## BEGIN

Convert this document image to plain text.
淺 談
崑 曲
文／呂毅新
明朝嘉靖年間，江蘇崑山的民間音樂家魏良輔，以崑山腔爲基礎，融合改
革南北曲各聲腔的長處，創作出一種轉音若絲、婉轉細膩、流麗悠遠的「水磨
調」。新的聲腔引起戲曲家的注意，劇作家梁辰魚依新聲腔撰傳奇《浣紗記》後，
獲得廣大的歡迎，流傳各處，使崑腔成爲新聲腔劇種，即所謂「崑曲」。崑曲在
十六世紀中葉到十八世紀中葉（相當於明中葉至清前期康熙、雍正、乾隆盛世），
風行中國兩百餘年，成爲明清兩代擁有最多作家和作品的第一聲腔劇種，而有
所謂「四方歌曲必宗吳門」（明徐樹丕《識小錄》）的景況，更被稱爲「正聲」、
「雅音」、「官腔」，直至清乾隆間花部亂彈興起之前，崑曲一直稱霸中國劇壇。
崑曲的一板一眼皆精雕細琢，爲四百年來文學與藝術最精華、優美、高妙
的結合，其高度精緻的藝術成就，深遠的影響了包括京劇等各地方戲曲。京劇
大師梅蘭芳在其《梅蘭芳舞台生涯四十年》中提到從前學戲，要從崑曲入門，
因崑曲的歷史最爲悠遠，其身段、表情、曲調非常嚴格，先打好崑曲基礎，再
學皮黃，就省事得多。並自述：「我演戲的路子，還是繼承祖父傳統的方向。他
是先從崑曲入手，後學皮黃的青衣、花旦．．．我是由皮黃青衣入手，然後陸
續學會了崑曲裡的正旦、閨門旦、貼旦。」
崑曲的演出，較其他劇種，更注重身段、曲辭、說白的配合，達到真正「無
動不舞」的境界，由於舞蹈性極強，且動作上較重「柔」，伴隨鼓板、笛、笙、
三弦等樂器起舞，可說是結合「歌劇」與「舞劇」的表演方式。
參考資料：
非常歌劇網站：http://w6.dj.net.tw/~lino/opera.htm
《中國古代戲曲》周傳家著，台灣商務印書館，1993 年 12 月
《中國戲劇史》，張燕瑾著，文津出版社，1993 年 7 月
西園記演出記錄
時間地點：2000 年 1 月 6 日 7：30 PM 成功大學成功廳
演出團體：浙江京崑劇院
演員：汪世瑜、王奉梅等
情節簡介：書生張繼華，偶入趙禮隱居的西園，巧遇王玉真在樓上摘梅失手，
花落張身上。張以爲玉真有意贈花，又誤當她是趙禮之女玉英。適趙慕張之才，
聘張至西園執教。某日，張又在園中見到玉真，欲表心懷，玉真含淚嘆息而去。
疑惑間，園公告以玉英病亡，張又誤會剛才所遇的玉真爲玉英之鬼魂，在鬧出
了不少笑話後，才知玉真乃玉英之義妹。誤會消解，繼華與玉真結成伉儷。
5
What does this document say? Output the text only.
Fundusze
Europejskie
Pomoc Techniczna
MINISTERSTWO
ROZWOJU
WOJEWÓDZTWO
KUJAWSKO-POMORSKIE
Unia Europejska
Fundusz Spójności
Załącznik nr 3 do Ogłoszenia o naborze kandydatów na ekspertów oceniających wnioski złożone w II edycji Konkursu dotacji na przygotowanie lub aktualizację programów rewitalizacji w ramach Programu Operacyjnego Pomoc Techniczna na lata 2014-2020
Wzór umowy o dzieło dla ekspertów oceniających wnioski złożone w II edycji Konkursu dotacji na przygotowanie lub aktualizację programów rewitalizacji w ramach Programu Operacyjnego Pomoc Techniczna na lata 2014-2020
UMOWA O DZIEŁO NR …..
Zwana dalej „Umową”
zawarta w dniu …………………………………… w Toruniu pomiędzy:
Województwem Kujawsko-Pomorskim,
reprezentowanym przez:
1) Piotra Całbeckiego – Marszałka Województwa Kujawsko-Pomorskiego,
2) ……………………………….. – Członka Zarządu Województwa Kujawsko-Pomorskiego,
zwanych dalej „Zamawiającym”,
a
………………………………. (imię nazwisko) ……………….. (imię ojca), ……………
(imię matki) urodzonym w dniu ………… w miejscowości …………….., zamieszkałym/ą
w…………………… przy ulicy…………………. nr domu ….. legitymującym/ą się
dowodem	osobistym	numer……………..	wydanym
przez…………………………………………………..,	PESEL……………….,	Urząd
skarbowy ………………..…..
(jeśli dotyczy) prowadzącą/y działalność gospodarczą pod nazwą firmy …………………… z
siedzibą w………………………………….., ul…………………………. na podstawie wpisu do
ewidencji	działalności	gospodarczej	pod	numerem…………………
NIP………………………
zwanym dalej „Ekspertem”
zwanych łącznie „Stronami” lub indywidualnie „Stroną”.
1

## END

Given request |
Count every line in the entries above where the word "dniu" appears; respond with the number alone.

Solution for this problem |
2